▸ **EXERCISE AIM**:
Print out the full listing exactly as it reads.

——

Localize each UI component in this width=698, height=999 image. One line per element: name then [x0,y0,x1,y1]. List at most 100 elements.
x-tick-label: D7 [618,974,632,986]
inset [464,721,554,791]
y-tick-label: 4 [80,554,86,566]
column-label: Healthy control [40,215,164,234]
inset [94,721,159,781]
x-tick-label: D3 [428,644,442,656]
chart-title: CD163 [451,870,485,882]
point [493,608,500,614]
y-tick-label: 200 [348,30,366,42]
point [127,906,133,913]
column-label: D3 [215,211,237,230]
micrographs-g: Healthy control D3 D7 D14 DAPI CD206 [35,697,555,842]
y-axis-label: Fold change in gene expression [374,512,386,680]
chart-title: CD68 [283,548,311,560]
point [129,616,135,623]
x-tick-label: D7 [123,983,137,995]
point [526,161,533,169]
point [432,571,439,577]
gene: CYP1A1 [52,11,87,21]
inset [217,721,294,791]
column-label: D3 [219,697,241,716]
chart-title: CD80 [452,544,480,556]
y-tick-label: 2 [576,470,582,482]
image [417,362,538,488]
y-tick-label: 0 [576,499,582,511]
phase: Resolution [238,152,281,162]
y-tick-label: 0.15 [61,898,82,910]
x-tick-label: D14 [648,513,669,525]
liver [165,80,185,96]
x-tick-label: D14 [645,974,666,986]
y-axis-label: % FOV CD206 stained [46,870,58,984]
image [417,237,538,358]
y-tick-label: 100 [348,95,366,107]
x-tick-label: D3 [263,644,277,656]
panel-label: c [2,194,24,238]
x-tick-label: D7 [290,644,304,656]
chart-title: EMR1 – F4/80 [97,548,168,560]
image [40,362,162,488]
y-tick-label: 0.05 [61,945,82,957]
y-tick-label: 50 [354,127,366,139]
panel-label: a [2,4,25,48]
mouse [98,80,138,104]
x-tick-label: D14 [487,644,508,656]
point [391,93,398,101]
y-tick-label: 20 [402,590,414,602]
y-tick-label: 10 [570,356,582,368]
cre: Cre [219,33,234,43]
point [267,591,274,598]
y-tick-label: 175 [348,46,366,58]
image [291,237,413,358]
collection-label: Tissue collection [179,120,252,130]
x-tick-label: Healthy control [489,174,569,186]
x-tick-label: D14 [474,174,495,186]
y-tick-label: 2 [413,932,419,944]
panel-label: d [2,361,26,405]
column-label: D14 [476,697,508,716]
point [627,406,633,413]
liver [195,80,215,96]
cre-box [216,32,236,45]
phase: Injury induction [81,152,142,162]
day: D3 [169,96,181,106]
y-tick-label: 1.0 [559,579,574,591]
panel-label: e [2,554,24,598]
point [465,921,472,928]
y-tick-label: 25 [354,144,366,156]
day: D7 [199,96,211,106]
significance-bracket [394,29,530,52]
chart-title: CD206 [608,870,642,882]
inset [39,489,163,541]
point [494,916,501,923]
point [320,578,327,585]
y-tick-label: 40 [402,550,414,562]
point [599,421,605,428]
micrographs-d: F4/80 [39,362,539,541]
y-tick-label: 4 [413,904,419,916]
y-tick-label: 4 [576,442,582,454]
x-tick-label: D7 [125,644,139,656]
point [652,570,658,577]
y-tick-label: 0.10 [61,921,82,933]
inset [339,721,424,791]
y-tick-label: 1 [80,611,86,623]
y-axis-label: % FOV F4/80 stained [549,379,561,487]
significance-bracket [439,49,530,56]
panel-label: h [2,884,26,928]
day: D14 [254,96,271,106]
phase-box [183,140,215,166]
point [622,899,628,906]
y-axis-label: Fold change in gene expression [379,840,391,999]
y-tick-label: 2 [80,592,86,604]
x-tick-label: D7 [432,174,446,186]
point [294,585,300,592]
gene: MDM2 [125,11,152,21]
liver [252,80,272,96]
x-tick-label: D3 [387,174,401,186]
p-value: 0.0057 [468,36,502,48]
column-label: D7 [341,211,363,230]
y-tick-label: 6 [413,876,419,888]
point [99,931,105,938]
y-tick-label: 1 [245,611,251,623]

——

▸ **WORKED SOLUTION**:
Localize each UI component in this width=698, height=999 image. One line per element: name then [x0,y0,x1,y1]. List at most 100 elements.
x-tick-label: D7 [618,974,632,986]
inset [464,721,554,791]
y-tick-label: 4 [80,554,86,566]
column-label: Healthy control [40,215,164,234]
inset [94,721,159,781]
x-tick-label: D3 [428,644,442,656]
chart-title: CD163 [451,870,485,882]
point [493,608,500,614]
y-tick-label: 200 [348,30,366,42]
point [127,906,133,913]
column-label: D3 [215,211,237,230]
micrographs-g: Healthy control D3 D7 D14 DAPI CD206 [35,697,555,842]
y-axis-label: Fold change in gene expression [374,512,386,680]
chart-title: CD68 [283,548,311,560]
point [129,616,135,623]
x-tick-label: D7 [123,983,137,995]
point [526,161,533,169]
point [432,571,439,577]
gene: CYP1A1 [52,11,87,21]
inset [217,721,294,791]
column-label: D3 [219,697,241,716]
chart-title: CD80 [452,544,480,556]
y-tick-label: 2 [576,470,582,482]
image [417,362,538,488]
y-tick-label: 0 [576,499,582,511]
phase: Resolution [238,152,281,162]
y-tick-label: 0.15 [61,898,82,910]
x-tick-label: D14 [648,513,669,525]
liver [165,80,185,96]
x-tick-label: D14 [645,974,666,986]
y-axis-label: % FOV CD206 stained [46,870,58,984]
image [417,237,538,358]
y-tick-label: 100 [348,95,366,107]
x-tick-label: D3 [263,644,277,656]
panel-label: c [2,194,24,238]
x-tick-label: D7 [290,644,304,656]
chart-title: EMR1 – F4/80 [97,548,168,560]
image [40,362,162,488]
y-tick-label: 0.05 [61,945,82,957]
y-tick-label: 50 [354,127,366,139]
panel-label: a [2,4,25,48]
mouse [98,80,138,104]
x-tick-label: D14 [487,644,508,656]
point [391,93,398,101]
y-tick-label: 20 [402,590,414,602]
y-tick-label: 10 [570,356,582,368]
cre: Cre [219,33,234,43]
point [267,591,274,598]
y-tick-label: 175 [348,46,366,58]
image [291,237,413,358]
collection-label: Tissue collection [179,120,252,130]
x-tick-label: Healthy control [489,174,569,186]
x-tick-label: D14 [474,174,495,186]
y-tick-label: 2 [413,932,419,944]
panel-label: d [2,361,26,405]
column-label: D14 [476,697,508,716]
point [627,406,633,413]
liver [195,80,215,96]
cre-box [216,32,236,45]
phase: Injury induction [81,152,142,162]
day: D3 [169,96,181,106]
y-tick-label: 1.0 [559,579,574,591]
panel-label: e [2,554,24,598]
point [465,921,472,928]
y-tick-label: 25 [354,144,366,156]
day: D7 [199,96,211,106]
significance-bracket [394,29,530,52]
chart-title: CD206 [608,870,642,882]
inset [39,489,163,541]
point [494,916,501,923]
point [320,578,327,585]
y-tick-label: 40 [402,550,414,562]
point [599,421,605,428]
micrographs-d: F4/80 [39,362,539,541]
y-tick-label: 4 [413,904,419,916]
y-tick-label: 4 [576,442,582,454]
x-tick-label: D7 [125,644,139,656]
point [652,570,658,577]
y-tick-label: 0.10 [61,921,82,933]
inset [339,721,424,791]
y-tick-label: 1 [80,611,86,623]
y-axis-label: % FOV F4/80 stained [549,379,561,487]
significance-bracket [439,49,530,56]
panel-label: h [2,884,26,928]
day: D14 [254,96,271,106]
phase-box [183,140,215,166]
point [622,899,628,906]
y-axis-label: Fold change in gene expression [379,840,391,999]
y-tick-label: 2 [80,592,86,604]
x-tick-label: D7 [432,174,446,186]
point [294,585,300,592]
gene: MDM2 [125,11,152,21]
liver [252,80,272,96]
x-tick-label: D3 [387,174,401,186]
p-value: 0.0057 [468,36,502,48]
column-label: D7 [341,211,363,230]
y-tick-label: 6 [413,876,419,888]
point [99,931,105,938]
y-tick-label: 1 [245,611,251,623]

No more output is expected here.